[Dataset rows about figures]
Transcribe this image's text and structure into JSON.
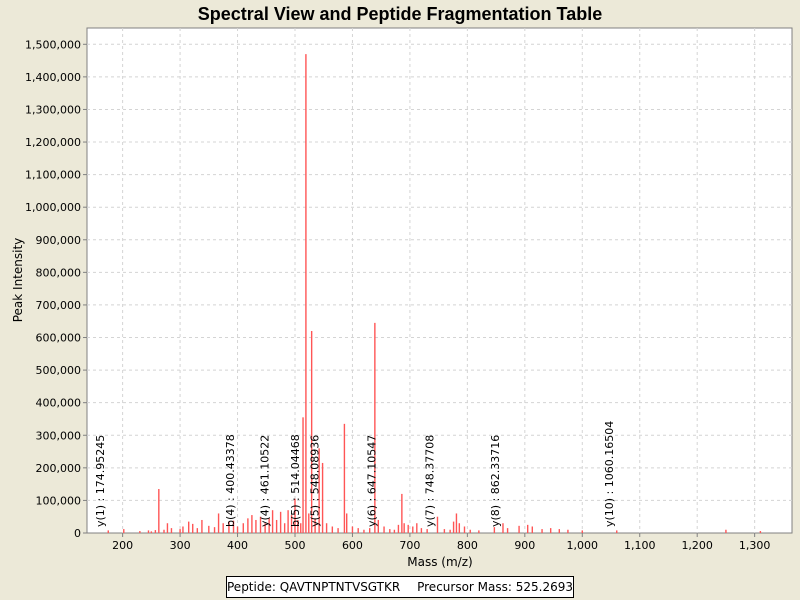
{
  "chart_data": {
    "type": "bar",
    "title": "Spectral View and Peptide Fragmentation Table",
    "xlabel": "Mass (m/z)",
    "ylabel": "Peak Intensity",
    "xlim": [
      138,
      1365
    ],
    "ylim": [
      0,
      1550000
    ],
    "x_ticks": [
      200,
      300,
      400,
      500,
      600,
      700,
      800,
      900,
      1000,
      1100,
      1200,
      1300
    ],
    "x_tick_labels": [
      "200",
      "300",
      "400",
      "500",
      "600",
      "700",
      "800",
      "900",
      "1,000",
      "1,100",
      "1,200",
      "1,300"
    ],
    "y_ticks": [
      0,
      100000,
      200000,
      300000,
      400000,
      500000,
      600000,
      700000,
      800000,
      900000,
      1000000,
      1100000,
      1200000,
      1300000,
      1400000,
      1500000
    ],
    "y_tick_labels": [
      "0",
      "100,000",
      "200,000",
      "300,000",
      "400,000",
      "500,000",
      "600,000",
      "700,000",
      "800,000",
      "900,000",
      "1,000,000",
      "1,100,000",
      "1,200,000",
      "1,300,000",
      "1,400,000",
      "1,500,000"
    ],
    "grid": true,
    "peak_color": "#ff5555",
    "peaks": [
      [
        175,
        8000
      ],
      [
        202,
        12000
      ],
      [
        230,
        6000
      ],
      [
        245,
        8000
      ],
      [
        250,
        5000
      ],
      [
        257,
        9000
      ],
      [
        263,
        135000
      ],
      [
        272,
        10000
      ],
      [
        278,
        30000
      ],
      [
        285,
        15000
      ],
      [
        300,
        12000
      ],
      [
        305,
        20000
      ],
      [
        315,
        35000
      ],
      [
        322,
        28000
      ],
      [
        330,
        15000
      ],
      [
        338,
        40000
      ],
      [
        350,
        22000
      ],
      [
        360,
        18000
      ],
      [
        367,
        60000
      ],
      [
        375,
        30000
      ],
      [
        385,
        35000
      ],
      [
        393,
        38000
      ],
      [
        400,
        20000
      ],
      [
        410,
        30000
      ],
      [
        418,
        45000
      ],
      [
        425,
        55000
      ],
      [
        432,
        40000
      ],
      [
        440,
        50000
      ],
      [
        448,
        30000
      ],
      [
        455,
        45000
      ],
      [
        461,
        70000
      ],
      [
        468,
        40000
      ],
      [
        475,
        65000
      ],
      [
        482,
        30000
      ],
      [
        488,
        70000
      ],
      [
        494,
        55000
      ],
      [
        500,
        105000
      ],
      [
        505,
        40000
      ],
      [
        510,
        30000
      ],
      [
        514,
        355000
      ],
      [
        519,
        1470000
      ],
      [
        524,
        60000
      ],
      [
        529,
        620000
      ],
      [
        535,
        45000
      ],
      [
        542,
        260000
      ],
      [
        548,
        215000
      ],
      [
        555,
        30000
      ],
      [
        565,
        20000
      ],
      [
        575,
        15000
      ],
      [
        586,
        335000
      ],
      [
        590,
        60000
      ],
      [
        600,
        20000
      ],
      [
        610,
        15000
      ],
      [
        620,
        10000
      ],
      [
        630,
        15000
      ],
      [
        639,
        645000
      ],
      [
        645,
        40000
      ],
      [
        655,
        20000
      ],
      [
        665,
        12000
      ],
      [
        673,
        10000
      ],
      [
        680,
        25000
      ],
      [
        686,
        120000
      ],
      [
        690,
        30000
      ],
      [
        697,
        25000
      ],
      [
        705,
        20000
      ],
      [
        712,
        30000
      ],
      [
        720,
        15000
      ],
      [
        730,
        12000
      ],
      [
        748,
        50000
      ],
      [
        760,
        12000
      ],
      [
        770,
        10000
      ],
      [
        776,
        35000
      ],
      [
        781,
        60000
      ],
      [
        786,
        30000
      ],
      [
        795,
        20000
      ],
      [
        805,
        10000
      ],
      [
        820,
        8000
      ],
      [
        847,
        18000
      ],
      [
        862,
        30000
      ],
      [
        870,
        15000
      ],
      [
        890,
        22000
      ],
      [
        905,
        25000
      ],
      [
        913,
        20000
      ],
      [
        930,
        12000
      ],
      [
        945,
        15000
      ],
      [
        960,
        12000
      ],
      [
        975,
        10000
      ],
      [
        1000,
        8000
      ],
      [
        1060,
        8000
      ],
      [
        1250,
        10000
      ],
      [
        1310,
        6000
      ]
    ],
    "annotations": [
      {
        "mz": 174.95245,
        "label": "y(1) : 174.95245"
      },
      {
        "mz": 400.43378,
        "label": "b(4) : 400.43378"
      },
      {
        "mz": 461.10522,
        "label": "y(4) : 461.10522"
      },
      {
        "mz": 514.04468,
        "label": "b(5) : 514.04468"
      },
      {
        "mz": 548.08936,
        "label": "y(5) : 548.08936"
      },
      {
        "mz": 647.10547,
        "label": "y(6) : 647.10547"
      },
      {
        "mz": 748.37708,
        "label": "y(7) : 748.37708"
      },
      {
        "mz": 862.33716,
        "label": "y(8) : 862.33716"
      },
      {
        "mz": 1060.16504,
        "label": "y(10) : 1060.16504"
      }
    ]
  },
  "legend": {
    "peptide": "Peptide: QAVTNPTNTVSGTKR",
    "precursor": "Precursor Mass: 525.2693"
  }
}
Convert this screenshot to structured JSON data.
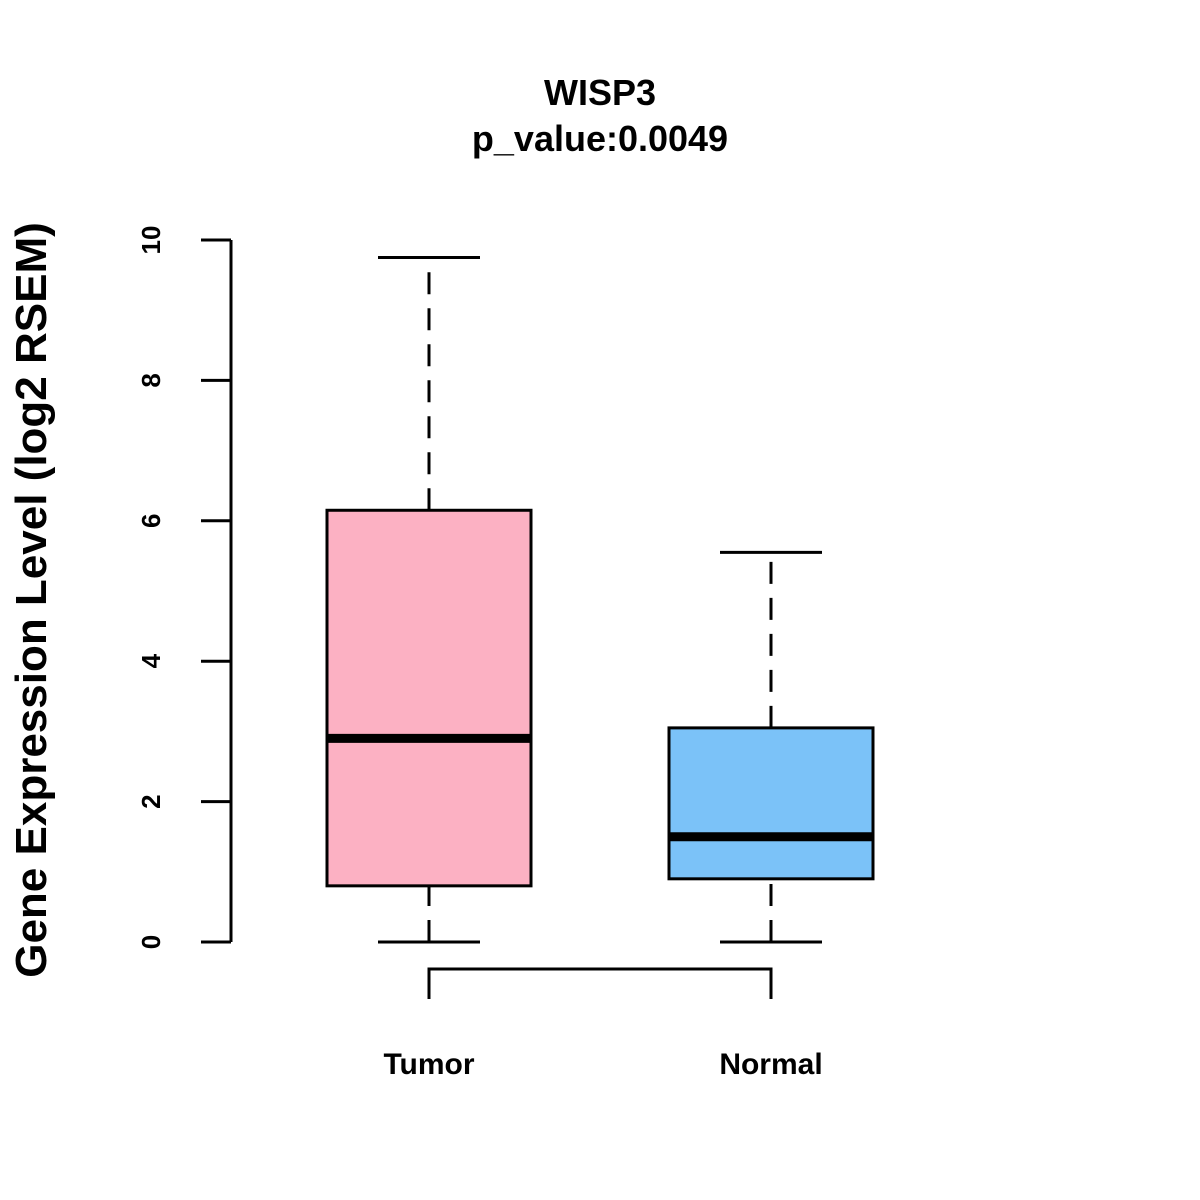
{
  "chart_data": {
    "type": "boxplot",
    "title": "WISP3",
    "subtitle": "p_value:0.0049",
    "xlabel": "",
    "ylabel": "Gene Expression Level (log2 RSEM)",
    "ylim": [
      0,
      10
    ],
    "yticks": [
      0,
      2,
      4,
      6,
      8,
      10
    ],
    "ytick_labels": [
      "0",
      "2",
      "4",
      "6",
      "8",
      "10"
    ],
    "categories": [
      "Tumor",
      "Normal"
    ],
    "boxes": [
      {
        "name": "Tumor",
        "min": 0.0,
        "q1": 0.8,
        "median": 2.9,
        "q3": 6.15,
        "max": 9.75,
        "color": "#FCB1C3"
      },
      {
        "name": "Normal",
        "min": 0.0,
        "q1": 0.9,
        "median": 1.5,
        "q3": 3.05,
        "max": 5.55,
        "color": "#7BC2F8"
      }
    ],
    "comparison_bracket": [
      "Tumor",
      "Normal"
    ],
    "grid": false
  }
}
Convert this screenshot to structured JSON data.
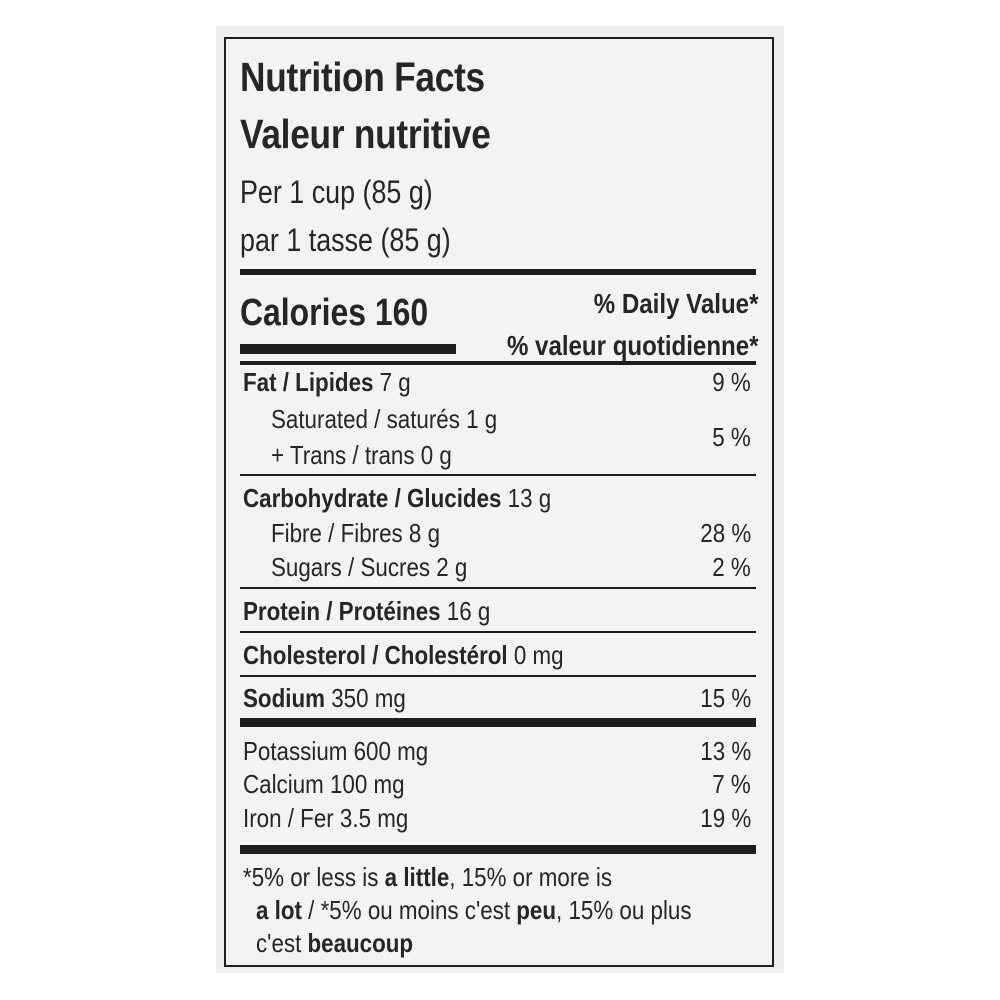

§ About this exercise: Please set down each entry word for word, without its images.

§ Expected answer:
Transcribe this image's text and structure into JSON.
{
  "chart_data": {
    "type": "bar",
    "title": "Spectral View and Peptide Fragmentation Table",
    "xlabel": "Mass (m/z)",
    "ylabel": "Peak Intensity",
    "xlim": [
      138,
      1365
    ],
    "ylim": [
      0,
      1550000
    ],
    "x_ticks": [
      200,
      300,
      400,
      500,
      600,
      700,
      800,
      900,
      1000,
      1100,
      1200,
      1300
    ],
    "x_tick_labels": [
      "200",
      "300",
      "400",
      "500",
      "600",
      "700",
      "800",
      "900",
      "1,000",
      "1,100",
      "1,200",
      "1,300"
    ],
    "y_ticks": [
      0,
      100000,
      200000,
      300000,
      400000,
      500000,
      600000,
      700000,
      800000,
      900000,
      1000000,
      1100000,
      1200000,
      1300000,
      1400000,
      1500000
    ],
    "y_tick_labels": [
      "0",
      "100,000",
      "200,000",
      "300,000",
      "400,000",
      "500,000",
      "600,000",
      "700,000",
      "800,000",
      "900,000",
      "1,000,000",
      "1,100,000",
      "1,200,000",
      "1,300,000",
      "1,400,000",
      "1,500,000"
    ],
    "grid": true,
    "peak_color": "#ff5555",
    "peaks": [
      [
        175,
        8000
      ],
      [
        202,
        12000
      ],
      [
        230,
        6000
      ],
      [
        245,
        8000
      ],
      [
        250,
        5000
      ],
      [
        257,
        9000
      ],
      [
        263,
        135000
      ],
      [
        272,
        10000
      ],
      [
        278,
        30000
      ],
      [
        285,
        15000
      ],
      [
        300,
        12000
      ],
      [
        305,
        20000
      ],
      [
        315,
        35000
      ],
      [
        322,
        28000
      ],
      [
        330,
        15000
      ],
      [
        338,
        40000
      ],
      [
        350,
        22000
      ],
      [
        360,
        18000
      ],
      [
        367,
        60000
      ],
      [
        375,
        30000
      ],
      [
        385,
        35000
      ],
      [
        393,
        38000
      ],
      [
        400,
        20000
      ],
      [
        410,
        30000
      ],
      [
        418,
        45000
      ],
      [
        425,
        55000
      ],
      [
        432,
        40000
      ],
      [
        440,
        50000
      ],
      [
        448,
        30000
      ],
      [
        455,
        45000
      ],
      [
        461,
        70000
      ],
      [
        468,
        40000
      ],
      [
        475,
        65000
      ],
      [
        482,
        30000
      ],
      [
        488,
        70000
      ],
      [
        494,
        55000
      ],
      [
        500,
        105000
      ],
      [
        505,
        40000
      ],
      [
        510,
        30000
      ],
      [
        514,
        355000
      ],
      [
        519,
        1470000
      ],
      [
        524,
        60000
      ],
      [
        529,
        620000
      ],
      [
        535,
        45000
      ],
      [
        542,
        260000
      ],
      [
        548,
        215000
      ],
      [
        555,
        30000
      ],
      [
        565,
        20000
      ],
      [
        575,
        15000
      ],
      [
        586,
        335000
      ],
      [
        590,
        60000
      ],
      [
        600,
        20000
      ],
      [
        610,
        15000
      ],
      [
        620,
        10000
      ],
      [
        630,
        15000
      ],
      [
        639,
        645000
      ],
      [
        645,
        40000
      ],
      [
        655,
        20000
      ],
      [
        665,
        12000
      ],
      [
        673,
        10000
      ],
      [
        680,
        25000
      ],
      [
        686,
        120000
      ],
      [
        690,
        30000
      ],
      [
        697,
        25000
      ],
      [
        705,
        20000
      ],
      [
        712,
        30000
      ],
      [
        720,
        15000
      ],
      [
        730,
        12000
      ],
      [
        748,
        50000
      ],
      [
        760,
        12000
      ],
      [
        770,
        10000
      ],
      [
        776,
        35000
      ],
      [
        781,
        60000
      ],
      [
        786,
        30000
      ],
      [
        795,
        20000
      ],
      [
        805,
        10000
      ],
      [
        820,
        8000
      ],
      [
        847,
        18000
      ],
      [
        862,
        30000
      ],
      [
        870,
        15000
      ],
      [
        890,
        22000
      ],
      [
        905,
        25000
      ],
      [
        913,
        20000
      ],
      [
        930,
        12000
      ],
      [
        945,
        15000
      ],
      [
        960,
        12000
      ],
      [
        975,
        10000
      ],
      [
        1000,
        8000
      ],
      [
        1060,
        8000
      ],
      [
        1250,
        10000
      ],
      [
        1310,
        6000
      ]
    ],
    "annotations": [
      {
        "mz": 174.95245,
        "label": "y(1) : 174.95245"
      },
      {
        "mz": 400.43378,
        "label": "b(4) : 400.43378"
      },
      {
        "mz": 461.10522,
        "label": "y(4) : 461.10522"
      },
      {
        "mz": 514.04468,
        "label": "b(5) : 514.04468"
      },
      {
        "mz": 548.08936,
        "label": "y(5) : 548.08936"
      },
      {
        "mz": 647.10547,
        "label": "y(6) : 647.10547"
      },
      {
        "mz": 748.37708,
        "label": "y(7) : 748.37708"
      },
      {
        "mz": 862.33716,
        "label": "y(8) : 862.33716"
      },
      {
        "mz": 1060.16504,
        "label": "y(10) : 1060.16504"
      }
    ]
  },
  "legend": {
    "peptide": "Peptide: QAVTNPTNTVSGTKR",
    "precursor": "Precursor Mass: 525.2693"
  }
}
Convert this screenshot to structured JSON data.
{
  "chart_data": {
    "type": "boxplot",
    "title": "WISP3",
    "subtitle": "p_value:0.0049",
    "xlabel": "",
    "ylabel": "Gene Expression Level (log2 RSEM)",
    "ylim": [
      0,
      10
    ],
    "yticks": [
      0,
      2,
      4,
      6,
      8,
      10
    ],
    "ytick_labels": [
      "0",
      "2",
      "4",
      "6",
      "8",
      "10"
    ],
    "categories": [
      "Tumor",
      "Normal"
    ],
    "boxes": [
      {
        "name": "Tumor",
        "min": 0.0,
        "q1": 0.8,
        "median": 2.9,
        "q3": 6.15,
        "max": 9.75,
        "color": "#FCB1C3"
      },
      {
        "name": "Normal",
        "min": 0.0,
        "q1": 0.9,
        "median": 1.5,
        "q3": 3.05,
        "max": 5.55,
        "color": "#7BC2F8"
      }
    ],
    "comparison_bracket": [
      "Tumor",
      "Normal"
    ],
    "grid": false
  }
}
Convert this screenshot to structured JSON data.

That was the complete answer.